→ Task description: List all lines of the data that include the string "Group".

(Structured figure records)
————————

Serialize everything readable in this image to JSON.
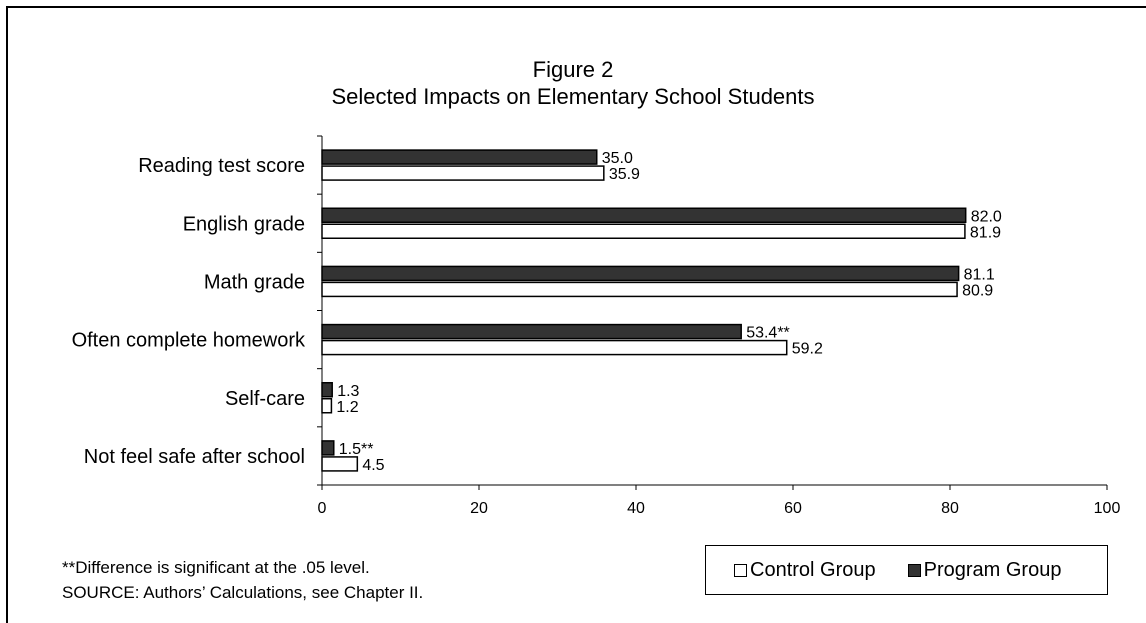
{
  "chart_data": {
    "type": "bar",
    "orientation": "horizontal",
    "title": "Figure 2",
    "subtitle": "Selected Impacts on Elementary School Students",
    "categories": [
      "Reading test score",
      "English grade",
      "Math grade",
      "Often complete homework",
      "Self-care",
      "Not feel safe after school"
    ],
    "series": [
      {
        "name": "Program Group",
        "color": "#333333",
        "values": [
          35.0,
          82.0,
          81.1,
          53.4,
          1.3,
          1.5
        ],
        "labels": [
          "35.0",
          "82.0",
          "81.1",
          "53.4**",
          "1.3",
          "1.5**"
        ]
      },
      {
        "name": "Control Group",
        "color": "#ffffff",
        "values": [
          35.9,
          81.9,
          80.9,
          59.2,
          1.2,
          4.5
        ],
        "labels": [
          "35.9",
          "81.9",
          "80.9",
          "59.2",
          "1.2",
          "4.5"
        ]
      }
    ],
    "xlim": [
      0,
      100
    ],
    "xticks": [
      "0",
      "20",
      "40",
      "60",
      "80",
      "100"
    ],
    "grid": false,
    "legend_position": "bottom-right"
  },
  "footnotes": {
    "significance": "**Difference is significant at the .05 level.",
    "source": "SOURCE: Authors’ Calculations, see Chapter II."
  }
}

————————

→ Answer to the exercise:
        "name": "Program Group",
        "name": "Control Group",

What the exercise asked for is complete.